_Listed entries_:
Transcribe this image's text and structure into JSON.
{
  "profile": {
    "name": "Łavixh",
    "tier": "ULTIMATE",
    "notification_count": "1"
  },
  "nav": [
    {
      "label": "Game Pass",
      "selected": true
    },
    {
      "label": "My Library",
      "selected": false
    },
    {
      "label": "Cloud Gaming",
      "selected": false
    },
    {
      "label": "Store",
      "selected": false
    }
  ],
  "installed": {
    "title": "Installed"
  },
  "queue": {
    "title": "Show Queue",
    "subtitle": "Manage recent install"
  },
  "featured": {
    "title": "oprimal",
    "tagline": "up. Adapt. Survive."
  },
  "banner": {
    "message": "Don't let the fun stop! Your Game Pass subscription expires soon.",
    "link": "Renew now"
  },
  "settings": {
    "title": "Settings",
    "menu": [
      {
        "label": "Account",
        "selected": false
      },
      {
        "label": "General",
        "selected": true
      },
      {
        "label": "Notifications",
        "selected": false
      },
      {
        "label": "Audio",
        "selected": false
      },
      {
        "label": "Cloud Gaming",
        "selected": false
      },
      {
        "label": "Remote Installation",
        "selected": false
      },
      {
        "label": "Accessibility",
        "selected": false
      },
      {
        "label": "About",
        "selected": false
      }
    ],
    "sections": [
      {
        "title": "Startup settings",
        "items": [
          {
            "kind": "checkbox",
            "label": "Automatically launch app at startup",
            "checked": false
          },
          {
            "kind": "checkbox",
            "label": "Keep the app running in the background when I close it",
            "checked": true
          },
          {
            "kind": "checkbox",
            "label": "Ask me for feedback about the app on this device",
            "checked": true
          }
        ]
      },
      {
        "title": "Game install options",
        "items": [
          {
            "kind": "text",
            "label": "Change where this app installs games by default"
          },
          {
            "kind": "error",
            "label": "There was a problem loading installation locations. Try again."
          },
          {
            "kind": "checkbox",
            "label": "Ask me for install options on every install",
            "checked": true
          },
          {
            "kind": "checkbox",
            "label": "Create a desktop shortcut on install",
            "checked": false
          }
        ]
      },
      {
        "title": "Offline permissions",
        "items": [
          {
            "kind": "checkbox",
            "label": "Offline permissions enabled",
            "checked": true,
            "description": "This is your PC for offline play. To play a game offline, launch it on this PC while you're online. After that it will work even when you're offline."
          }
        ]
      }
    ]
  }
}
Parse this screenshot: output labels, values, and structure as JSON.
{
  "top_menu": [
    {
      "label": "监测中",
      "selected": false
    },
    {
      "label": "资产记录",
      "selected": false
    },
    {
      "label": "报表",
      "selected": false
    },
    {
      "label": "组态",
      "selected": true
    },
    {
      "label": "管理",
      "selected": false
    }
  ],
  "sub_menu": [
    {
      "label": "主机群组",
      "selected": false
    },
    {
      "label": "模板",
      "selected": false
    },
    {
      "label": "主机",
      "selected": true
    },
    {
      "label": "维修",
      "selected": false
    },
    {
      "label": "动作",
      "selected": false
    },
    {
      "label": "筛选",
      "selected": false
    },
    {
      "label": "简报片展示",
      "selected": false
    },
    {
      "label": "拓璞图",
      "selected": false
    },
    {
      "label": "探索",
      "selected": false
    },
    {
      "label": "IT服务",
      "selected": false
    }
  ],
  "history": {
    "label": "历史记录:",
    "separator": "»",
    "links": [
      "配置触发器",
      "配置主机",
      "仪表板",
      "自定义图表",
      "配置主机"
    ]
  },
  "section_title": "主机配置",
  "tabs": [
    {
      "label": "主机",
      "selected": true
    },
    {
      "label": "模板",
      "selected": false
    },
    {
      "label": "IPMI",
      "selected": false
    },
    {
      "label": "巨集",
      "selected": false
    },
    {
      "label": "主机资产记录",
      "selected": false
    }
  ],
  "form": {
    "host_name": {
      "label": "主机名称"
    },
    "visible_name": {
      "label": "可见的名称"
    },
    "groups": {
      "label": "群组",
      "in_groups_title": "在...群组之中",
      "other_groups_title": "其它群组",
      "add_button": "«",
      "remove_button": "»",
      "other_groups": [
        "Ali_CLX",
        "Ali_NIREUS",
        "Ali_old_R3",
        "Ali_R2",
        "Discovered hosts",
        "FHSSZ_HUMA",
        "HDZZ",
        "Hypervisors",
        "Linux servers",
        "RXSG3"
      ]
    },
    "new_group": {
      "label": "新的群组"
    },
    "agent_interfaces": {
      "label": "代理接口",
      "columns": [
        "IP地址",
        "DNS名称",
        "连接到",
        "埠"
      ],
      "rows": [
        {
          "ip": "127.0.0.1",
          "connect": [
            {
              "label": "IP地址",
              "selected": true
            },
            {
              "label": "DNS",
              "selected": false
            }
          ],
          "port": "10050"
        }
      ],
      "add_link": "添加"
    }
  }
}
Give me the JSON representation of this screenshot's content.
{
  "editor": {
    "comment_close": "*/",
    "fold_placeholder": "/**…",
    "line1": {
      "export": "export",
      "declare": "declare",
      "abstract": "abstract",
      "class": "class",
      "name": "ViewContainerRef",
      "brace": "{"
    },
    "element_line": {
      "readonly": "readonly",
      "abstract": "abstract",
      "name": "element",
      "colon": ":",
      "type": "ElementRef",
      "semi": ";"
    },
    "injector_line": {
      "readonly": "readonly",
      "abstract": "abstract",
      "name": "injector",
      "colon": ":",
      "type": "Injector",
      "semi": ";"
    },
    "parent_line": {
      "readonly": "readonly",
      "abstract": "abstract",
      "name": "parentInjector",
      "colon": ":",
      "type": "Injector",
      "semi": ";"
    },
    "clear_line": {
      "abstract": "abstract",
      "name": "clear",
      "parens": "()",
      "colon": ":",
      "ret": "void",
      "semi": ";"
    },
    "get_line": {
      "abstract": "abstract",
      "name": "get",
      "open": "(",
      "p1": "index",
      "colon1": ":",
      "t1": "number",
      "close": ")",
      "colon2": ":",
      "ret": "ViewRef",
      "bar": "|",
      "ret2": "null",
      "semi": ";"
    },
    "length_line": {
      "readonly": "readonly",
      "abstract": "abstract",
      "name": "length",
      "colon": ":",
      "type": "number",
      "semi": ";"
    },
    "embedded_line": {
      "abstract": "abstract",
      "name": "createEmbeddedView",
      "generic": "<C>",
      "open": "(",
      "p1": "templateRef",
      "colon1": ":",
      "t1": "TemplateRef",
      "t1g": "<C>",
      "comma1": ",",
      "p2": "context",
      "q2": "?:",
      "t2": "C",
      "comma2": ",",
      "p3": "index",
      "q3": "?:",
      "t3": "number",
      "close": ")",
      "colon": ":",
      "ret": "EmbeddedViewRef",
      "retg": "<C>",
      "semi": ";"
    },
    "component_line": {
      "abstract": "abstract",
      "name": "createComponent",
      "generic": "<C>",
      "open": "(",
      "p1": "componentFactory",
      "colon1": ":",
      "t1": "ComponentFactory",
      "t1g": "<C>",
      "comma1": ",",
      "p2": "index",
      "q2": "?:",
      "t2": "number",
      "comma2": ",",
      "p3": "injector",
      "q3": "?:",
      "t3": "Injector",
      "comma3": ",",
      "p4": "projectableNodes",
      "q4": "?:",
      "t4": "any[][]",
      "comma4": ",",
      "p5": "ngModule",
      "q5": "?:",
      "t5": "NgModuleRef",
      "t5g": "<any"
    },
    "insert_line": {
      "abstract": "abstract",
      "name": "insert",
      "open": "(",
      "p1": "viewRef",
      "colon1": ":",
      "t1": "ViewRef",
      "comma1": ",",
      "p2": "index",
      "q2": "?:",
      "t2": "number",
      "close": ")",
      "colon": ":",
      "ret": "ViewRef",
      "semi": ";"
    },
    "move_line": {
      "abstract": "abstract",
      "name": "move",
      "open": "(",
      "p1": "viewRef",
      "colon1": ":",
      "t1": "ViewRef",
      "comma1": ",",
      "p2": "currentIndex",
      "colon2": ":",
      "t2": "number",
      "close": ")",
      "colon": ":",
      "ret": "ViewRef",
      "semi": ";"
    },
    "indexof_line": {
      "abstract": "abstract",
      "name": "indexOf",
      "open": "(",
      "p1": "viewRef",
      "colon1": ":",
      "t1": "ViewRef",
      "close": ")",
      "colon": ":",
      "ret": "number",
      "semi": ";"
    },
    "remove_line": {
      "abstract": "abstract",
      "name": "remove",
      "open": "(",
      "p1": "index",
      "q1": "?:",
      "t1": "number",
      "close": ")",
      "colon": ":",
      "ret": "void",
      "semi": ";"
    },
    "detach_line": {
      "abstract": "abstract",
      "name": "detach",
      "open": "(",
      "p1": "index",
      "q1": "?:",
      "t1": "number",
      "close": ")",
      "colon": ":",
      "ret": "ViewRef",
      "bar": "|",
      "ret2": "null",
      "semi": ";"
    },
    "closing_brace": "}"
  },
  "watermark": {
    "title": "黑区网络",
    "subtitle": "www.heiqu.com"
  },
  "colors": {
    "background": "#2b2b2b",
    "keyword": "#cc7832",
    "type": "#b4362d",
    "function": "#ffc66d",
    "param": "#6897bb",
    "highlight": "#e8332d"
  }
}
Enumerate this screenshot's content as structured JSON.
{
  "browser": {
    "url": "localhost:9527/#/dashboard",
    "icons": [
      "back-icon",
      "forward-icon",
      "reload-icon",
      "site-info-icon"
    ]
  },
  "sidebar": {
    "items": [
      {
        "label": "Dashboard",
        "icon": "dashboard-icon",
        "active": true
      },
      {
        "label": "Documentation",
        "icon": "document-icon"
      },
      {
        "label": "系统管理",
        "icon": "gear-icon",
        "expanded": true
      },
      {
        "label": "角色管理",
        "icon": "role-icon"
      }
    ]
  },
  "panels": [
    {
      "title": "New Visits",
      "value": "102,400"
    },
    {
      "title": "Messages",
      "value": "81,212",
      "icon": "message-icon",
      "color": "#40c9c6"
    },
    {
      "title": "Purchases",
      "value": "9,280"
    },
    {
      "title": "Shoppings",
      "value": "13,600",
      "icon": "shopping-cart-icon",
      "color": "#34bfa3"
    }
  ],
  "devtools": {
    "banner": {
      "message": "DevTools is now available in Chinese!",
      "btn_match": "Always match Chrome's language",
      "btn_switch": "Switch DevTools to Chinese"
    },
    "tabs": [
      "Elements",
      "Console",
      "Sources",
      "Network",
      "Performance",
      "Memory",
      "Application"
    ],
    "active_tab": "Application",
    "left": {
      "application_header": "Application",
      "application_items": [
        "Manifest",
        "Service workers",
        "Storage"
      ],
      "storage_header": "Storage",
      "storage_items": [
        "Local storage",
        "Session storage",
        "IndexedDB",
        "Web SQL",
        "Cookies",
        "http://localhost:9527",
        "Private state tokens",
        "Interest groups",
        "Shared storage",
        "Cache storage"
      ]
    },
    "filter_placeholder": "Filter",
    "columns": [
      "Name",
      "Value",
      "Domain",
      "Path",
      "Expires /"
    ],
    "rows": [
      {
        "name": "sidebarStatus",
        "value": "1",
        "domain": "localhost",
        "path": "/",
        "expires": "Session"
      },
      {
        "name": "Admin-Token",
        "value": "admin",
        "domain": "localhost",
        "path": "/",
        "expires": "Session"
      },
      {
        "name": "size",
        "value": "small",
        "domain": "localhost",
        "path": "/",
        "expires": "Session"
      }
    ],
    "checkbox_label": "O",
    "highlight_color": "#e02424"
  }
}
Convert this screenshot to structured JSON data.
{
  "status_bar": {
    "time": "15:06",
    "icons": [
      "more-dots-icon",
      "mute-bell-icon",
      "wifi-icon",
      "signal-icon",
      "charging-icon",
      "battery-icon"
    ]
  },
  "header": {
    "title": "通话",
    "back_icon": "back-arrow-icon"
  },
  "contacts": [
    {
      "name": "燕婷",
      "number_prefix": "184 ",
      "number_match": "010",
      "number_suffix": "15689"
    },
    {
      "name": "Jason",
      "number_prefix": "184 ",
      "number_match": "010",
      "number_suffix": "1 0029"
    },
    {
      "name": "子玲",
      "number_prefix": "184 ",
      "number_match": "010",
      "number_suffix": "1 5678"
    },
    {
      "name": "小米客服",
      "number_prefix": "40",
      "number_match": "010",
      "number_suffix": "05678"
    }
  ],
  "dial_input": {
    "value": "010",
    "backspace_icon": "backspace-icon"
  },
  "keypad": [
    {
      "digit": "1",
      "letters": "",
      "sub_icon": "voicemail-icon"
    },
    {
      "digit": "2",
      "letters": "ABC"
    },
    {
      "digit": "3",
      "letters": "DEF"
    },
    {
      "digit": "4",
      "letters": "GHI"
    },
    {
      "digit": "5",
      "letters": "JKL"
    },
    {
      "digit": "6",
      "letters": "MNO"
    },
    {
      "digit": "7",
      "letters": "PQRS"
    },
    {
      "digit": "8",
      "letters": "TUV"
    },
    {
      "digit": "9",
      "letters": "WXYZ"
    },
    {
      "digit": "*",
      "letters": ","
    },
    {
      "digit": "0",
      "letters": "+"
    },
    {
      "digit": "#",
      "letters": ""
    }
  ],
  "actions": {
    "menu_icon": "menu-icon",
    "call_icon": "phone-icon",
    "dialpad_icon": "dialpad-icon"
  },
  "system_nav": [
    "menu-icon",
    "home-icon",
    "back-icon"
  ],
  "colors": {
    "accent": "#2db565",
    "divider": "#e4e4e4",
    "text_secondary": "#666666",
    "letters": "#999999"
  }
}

_What you should do_: Of the lines in this data, how many contain "launch"? Reply with only the number.

_Correct answer_: 2